• Dataset records:

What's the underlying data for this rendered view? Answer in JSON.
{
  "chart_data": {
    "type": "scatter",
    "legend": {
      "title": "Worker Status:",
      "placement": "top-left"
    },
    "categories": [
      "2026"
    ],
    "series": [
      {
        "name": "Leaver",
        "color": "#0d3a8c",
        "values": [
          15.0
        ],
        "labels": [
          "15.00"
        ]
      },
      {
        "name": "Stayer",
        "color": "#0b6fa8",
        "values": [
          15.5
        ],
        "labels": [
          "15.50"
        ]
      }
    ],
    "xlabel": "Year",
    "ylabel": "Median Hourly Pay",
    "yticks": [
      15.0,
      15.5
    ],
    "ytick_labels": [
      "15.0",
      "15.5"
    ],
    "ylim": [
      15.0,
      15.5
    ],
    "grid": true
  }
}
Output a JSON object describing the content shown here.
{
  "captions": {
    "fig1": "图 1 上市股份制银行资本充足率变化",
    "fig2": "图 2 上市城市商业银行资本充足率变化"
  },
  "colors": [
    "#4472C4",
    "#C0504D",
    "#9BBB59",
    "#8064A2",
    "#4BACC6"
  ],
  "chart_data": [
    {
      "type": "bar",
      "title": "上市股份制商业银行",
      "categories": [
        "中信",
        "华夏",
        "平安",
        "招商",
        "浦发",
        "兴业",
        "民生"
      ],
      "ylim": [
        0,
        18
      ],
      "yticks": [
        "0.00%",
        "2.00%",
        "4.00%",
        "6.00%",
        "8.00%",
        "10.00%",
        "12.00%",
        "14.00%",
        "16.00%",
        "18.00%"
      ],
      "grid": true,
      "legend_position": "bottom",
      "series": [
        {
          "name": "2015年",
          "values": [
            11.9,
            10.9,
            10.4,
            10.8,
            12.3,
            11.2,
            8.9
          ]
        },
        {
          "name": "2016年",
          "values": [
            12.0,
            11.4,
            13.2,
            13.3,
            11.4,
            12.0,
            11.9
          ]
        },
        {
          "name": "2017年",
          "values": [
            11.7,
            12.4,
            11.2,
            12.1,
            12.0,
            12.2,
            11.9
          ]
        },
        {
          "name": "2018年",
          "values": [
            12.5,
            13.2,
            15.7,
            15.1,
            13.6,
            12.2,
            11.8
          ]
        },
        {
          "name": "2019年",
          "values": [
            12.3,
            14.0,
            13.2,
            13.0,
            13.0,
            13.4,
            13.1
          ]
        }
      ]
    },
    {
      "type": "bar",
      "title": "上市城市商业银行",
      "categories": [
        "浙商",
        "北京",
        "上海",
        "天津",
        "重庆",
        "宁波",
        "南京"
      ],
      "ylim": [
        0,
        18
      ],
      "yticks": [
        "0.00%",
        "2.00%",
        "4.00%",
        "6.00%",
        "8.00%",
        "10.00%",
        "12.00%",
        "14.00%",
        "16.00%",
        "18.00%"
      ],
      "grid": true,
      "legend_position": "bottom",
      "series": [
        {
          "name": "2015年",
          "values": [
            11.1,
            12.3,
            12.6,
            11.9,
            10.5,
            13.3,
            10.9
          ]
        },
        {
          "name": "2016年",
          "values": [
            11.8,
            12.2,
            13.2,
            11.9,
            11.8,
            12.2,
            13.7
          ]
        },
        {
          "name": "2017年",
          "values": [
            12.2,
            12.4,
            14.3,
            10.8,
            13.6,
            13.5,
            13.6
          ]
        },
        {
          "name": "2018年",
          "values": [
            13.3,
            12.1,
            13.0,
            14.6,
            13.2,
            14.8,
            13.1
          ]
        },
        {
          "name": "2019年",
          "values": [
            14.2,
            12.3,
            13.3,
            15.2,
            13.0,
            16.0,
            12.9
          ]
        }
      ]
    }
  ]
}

• Exercise directions: Retype the listing exactly, in full.

• Result of the task:
What's the underlying data for this rendered view? Answer in JSON.
{
  "chart_data": {
    "type": "scatter",
    "legend": {
      "title": "Worker Status:",
      "placement": "top-left"
    },
    "categories": [
      "2026"
    ],
    "series": [
      {
        "name": "Leaver",
        "color": "#0d3a8c",
        "values": [
          15.0
        ],
        "labels": [
          "15.00"
        ]
      },
      {
        "name": "Stayer",
        "color": "#0b6fa8",
        "values": [
          15.5
        ],
        "labels": [
          "15.50"
        ]
      }
    ],
    "xlabel": "Year",
    "ylabel": "Median Hourly Pay",
    "yticks": [
      15.0,
      15.5
    ],
    "ytick_labels": [
      "15.0",
      "15.5"
    ],
    "ylim": [
      15.0,
      15.5
    ],
    "grid": true
  }
}
Output a JSON object describing the content shown here.
{
  "captions": {
    "fig1": "图 1 上市股份制银行资本充足率变化",
    "fig2": "图 2 上市城市商业银行资本充足率变化"
  },
  "colors": [
    "#4472C4",
    "#C0504D",
    "#9BBB59",
    "#8064A2",
    "#4BACC6"
  ],
  "chart_data": [
    {
      "type": "bar",
      "title": "上市股份制商业银行",
      "categories": [
        "中信",
        "华夏",
        "平安",
        "招商",
        "浦发",
        "兴业",
        "民生"
      ],
      "ylim": [
        0,
        18
      ],
      "yticks": [
        "0.00%",
        "2.00%",
        "4.00%",
        "6.00%",
        "8.00%",
        "10.00%",
        "12.00%",
        "14.00%",
        "16.00%",
        "18.00%"
      ],
      "grid": true,
      "legend_position": "bottom",
      "series": [
        {
          "name": "2015年",
          "values": [
            11.9,
            10.9,
            10.4,
            10.8,
            12.3,
            11.2,
            8.9
          ]
        },
        {
          "name": "2016年",
          "values": [
            12.0,
            11.4,
            13.2,
            13.3,
            11.4,
            12.0,
            11.9
          ]
        },
        {
          "name": "2017年",
          "values": [
            11.7,
            12.4,
            11.2,
            12.1,
            12.0,
            12.2,
            11.9
          ]
        },
        {
          "name": "2018年",
          "values": [
            12.5,
            13.2,
            15.7,
            15.1,
            13.6,
            12.2,
            11.8
          ]
        },
        {
          "name": "2019年",
          "values": [
            12.3,
            14.0,
            13.2,
            13.0,
            13.0,
            13.4,
            13.1
          ]
        }
      ]
    },
    {
      "type": "bar",
      "title": "上市城市商业银行",
      "categories": [
        "浙商",
        "北京",
        "上海",
        "天津",
        "重庆",
        "宁波",
        "南京"
      ],
      "ylim": [
        0,
        18
      ],
      "yticks": [
        "0.00%",
        "2.00%",
        "4.00%",
        "6.00%",
        "8.00%",
        "10.00%",
        "12.00%",
        "14.00%",
        "16.00%",
        "18.00%"
      ],
      "grid": true,
      "legend_position": "bottom",
      "series": [
        {
          "name": "2015年",
          "values": [
            11.1,
            12.3,
            12.6,
            11.9,
            10.5,
            13.3,
            10.9
          ]
        },
        {
          "name": "2016年",
          "values": [
            11.8,
            12.2,
            13.2,
            11.9,
            11.8,
            12.2,
            13.7
          ]
        },
        {
          "name": "2017年",
          "values": [
            12.2,
            12.4,
            14.3,
            10.8,
            13.6,
            13.5,
            13.6
          ]
        },
        {
          "name": "2018年",
          "values": [
            13.3,
            12.1,
            13.0,
            14.6,
            13.2,
            14.8,
            13.1
          ]
        },
        {
          "name": "2019年",
          "values": [
            14.2,
            12.3,
            13.3,
            15.2,
            13.0,
            16.0,
            12.9
          ]
        }
      ]
    }
  ]
}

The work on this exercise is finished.